# PROBLEM TO WORK ON
Go through the material and tally the lines containing the string "Marketing". Give the total alone.

Records from a collection:
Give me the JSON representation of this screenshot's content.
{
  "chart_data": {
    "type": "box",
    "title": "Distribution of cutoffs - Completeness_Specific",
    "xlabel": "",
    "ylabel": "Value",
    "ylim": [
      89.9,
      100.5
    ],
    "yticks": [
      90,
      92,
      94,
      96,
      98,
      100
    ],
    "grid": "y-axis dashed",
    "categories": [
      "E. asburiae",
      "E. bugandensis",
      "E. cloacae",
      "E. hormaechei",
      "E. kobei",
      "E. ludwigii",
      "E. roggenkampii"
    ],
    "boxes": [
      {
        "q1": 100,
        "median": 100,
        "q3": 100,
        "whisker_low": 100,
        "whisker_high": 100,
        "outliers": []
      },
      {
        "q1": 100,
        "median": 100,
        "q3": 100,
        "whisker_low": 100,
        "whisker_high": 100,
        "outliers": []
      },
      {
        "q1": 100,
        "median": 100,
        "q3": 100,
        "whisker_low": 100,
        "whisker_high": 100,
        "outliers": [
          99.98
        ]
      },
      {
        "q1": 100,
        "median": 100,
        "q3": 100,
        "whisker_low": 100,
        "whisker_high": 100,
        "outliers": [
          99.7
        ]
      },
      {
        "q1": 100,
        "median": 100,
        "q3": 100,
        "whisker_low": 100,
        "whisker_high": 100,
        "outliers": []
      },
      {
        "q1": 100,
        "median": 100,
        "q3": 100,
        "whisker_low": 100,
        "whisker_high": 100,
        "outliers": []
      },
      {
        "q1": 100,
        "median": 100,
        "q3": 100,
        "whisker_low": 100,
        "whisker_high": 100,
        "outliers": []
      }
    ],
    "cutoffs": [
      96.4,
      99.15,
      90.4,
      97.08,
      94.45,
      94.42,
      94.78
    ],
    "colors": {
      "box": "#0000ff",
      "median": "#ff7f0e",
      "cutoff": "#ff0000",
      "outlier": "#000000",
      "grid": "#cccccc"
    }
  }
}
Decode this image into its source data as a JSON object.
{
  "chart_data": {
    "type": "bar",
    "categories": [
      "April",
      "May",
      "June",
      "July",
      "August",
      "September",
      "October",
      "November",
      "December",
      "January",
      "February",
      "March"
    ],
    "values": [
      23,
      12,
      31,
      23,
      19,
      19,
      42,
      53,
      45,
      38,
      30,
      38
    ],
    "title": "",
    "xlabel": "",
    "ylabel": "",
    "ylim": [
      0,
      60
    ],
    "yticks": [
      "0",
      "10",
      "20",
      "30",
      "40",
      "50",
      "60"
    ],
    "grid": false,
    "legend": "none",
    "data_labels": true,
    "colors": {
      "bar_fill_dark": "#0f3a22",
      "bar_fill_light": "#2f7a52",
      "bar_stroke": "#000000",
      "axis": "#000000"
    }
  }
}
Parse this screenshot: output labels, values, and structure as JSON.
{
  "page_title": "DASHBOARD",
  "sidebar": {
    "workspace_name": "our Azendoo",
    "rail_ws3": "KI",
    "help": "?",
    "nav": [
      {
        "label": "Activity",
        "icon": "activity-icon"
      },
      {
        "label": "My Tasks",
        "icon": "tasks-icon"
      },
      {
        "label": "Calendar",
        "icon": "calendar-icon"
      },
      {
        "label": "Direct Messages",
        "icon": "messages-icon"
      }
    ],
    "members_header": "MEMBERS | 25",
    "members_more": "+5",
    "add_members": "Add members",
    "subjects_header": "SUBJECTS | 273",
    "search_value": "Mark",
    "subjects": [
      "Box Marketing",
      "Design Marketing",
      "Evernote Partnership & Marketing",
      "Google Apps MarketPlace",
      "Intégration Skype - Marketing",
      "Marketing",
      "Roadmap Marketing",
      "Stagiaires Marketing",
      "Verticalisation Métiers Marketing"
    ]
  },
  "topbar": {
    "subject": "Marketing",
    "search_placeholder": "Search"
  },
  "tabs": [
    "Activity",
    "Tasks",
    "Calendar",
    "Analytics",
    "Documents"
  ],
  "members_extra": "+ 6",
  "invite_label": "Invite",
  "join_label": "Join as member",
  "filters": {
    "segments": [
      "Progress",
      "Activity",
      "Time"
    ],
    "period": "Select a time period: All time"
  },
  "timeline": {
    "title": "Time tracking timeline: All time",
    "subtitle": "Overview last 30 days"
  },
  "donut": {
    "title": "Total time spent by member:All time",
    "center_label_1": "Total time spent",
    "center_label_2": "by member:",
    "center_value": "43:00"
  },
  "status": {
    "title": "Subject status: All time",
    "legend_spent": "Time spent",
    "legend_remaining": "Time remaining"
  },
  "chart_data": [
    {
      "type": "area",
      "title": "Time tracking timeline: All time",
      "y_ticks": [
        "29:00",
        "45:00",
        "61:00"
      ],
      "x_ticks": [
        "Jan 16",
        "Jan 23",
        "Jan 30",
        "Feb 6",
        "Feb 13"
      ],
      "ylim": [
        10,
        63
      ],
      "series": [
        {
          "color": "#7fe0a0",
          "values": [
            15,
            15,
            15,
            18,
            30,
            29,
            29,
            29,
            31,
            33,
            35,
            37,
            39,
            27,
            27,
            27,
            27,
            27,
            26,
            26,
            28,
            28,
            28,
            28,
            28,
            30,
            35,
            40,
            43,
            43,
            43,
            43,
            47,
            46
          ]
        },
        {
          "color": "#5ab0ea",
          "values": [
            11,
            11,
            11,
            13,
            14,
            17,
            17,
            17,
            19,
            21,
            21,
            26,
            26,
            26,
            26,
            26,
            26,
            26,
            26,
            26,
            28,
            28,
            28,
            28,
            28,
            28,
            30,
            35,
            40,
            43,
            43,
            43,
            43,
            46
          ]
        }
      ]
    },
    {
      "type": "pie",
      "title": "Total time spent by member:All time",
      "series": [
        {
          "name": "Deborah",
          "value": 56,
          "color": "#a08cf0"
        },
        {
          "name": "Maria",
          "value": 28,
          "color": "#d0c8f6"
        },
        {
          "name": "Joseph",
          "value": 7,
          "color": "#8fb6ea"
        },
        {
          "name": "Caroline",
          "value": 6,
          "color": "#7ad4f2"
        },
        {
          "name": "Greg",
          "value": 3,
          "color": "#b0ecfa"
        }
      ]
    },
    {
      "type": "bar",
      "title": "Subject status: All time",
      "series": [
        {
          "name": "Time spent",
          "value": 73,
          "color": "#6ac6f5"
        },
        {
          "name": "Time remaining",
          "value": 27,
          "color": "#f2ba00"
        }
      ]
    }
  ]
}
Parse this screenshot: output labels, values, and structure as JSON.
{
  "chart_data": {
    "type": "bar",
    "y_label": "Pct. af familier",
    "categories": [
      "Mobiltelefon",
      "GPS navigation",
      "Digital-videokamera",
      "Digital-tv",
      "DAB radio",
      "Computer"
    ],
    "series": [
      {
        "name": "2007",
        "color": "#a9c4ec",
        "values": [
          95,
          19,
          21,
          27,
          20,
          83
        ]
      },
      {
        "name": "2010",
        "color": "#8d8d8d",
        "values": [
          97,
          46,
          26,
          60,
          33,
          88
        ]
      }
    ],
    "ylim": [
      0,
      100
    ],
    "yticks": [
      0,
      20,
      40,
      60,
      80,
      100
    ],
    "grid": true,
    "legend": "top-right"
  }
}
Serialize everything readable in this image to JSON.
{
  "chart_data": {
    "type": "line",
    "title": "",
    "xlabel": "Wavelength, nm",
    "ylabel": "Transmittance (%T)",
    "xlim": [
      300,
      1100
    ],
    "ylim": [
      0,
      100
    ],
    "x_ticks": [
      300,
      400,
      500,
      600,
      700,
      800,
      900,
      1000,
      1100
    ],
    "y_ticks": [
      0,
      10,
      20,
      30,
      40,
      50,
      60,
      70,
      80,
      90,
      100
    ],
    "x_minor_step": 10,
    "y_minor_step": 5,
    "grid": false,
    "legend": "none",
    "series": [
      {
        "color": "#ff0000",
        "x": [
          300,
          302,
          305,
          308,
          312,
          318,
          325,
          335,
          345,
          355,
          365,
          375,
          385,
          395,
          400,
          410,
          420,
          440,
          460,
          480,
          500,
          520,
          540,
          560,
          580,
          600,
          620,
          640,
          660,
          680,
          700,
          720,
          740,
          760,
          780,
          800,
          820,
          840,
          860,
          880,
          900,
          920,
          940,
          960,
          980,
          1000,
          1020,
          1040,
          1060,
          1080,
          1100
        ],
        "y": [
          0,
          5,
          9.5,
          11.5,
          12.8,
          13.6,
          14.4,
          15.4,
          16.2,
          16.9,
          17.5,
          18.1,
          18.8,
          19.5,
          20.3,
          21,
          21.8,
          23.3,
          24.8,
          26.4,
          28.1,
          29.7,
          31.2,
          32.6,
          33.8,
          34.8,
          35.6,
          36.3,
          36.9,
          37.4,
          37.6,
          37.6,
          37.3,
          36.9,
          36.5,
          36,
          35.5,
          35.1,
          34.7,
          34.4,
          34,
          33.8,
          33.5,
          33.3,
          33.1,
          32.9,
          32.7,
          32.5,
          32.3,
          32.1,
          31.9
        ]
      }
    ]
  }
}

# THE COMPLETED TASK
9